▸ **Stated exercise**
Repeat the data verbatim.

▸ **Supplied entries**

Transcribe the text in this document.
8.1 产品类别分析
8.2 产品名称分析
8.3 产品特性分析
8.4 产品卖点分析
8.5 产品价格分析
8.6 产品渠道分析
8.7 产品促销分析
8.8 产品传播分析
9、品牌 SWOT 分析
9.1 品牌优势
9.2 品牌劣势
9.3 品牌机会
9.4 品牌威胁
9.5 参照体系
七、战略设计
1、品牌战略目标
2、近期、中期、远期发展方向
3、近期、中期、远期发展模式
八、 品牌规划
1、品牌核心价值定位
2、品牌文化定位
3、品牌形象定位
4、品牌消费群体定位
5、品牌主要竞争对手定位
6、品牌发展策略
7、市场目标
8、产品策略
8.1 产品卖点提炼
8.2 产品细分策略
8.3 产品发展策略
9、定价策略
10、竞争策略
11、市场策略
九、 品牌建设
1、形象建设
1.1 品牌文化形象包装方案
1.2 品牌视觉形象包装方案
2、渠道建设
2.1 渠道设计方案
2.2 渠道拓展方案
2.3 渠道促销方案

▸ **Complete output**
Transcribe the text in this document.
8.1 产品类别分析
8.2 产品名称分析
8.3 产品特性分析
8.4 产品卖点分析
8.5 产品价格分析
8.6 产品渠道分析
8.7 产品促销分析
8.8 产品传播分析
9、品牌 SWOT 分析
9.1 品牌优势
9.2 品牌劣势
9.3 品牌机会
9.4 品牌威胁
9.5 参照体系
七、战略设计
1、品牌战略目标
2、近期、中期、远期发展方向
3、近期、中期、远期发展模式
八、 品牌规划
1、品牌核心价值定位
2、品牌文化定位
3、品牌形象定位
4、品牌消费群体定位
5、品牌主要竞争对手定位
6、品牌发展策略
7、市场目标
8、产品策略
8.1 产品卖点提炼
8.2 产品细分策略
8.3 产品发展策略
9、定价策略
10、竞争策略
11、市场策略
九、 品牌建设
1、形象建设
1.1 品牌文化形象包装方案
1.2 品牌视觉形象包装方案
2、渠道建设
2.1 渠道设计方案
2.2 渠道拓展方案
2.3 渠道促销方案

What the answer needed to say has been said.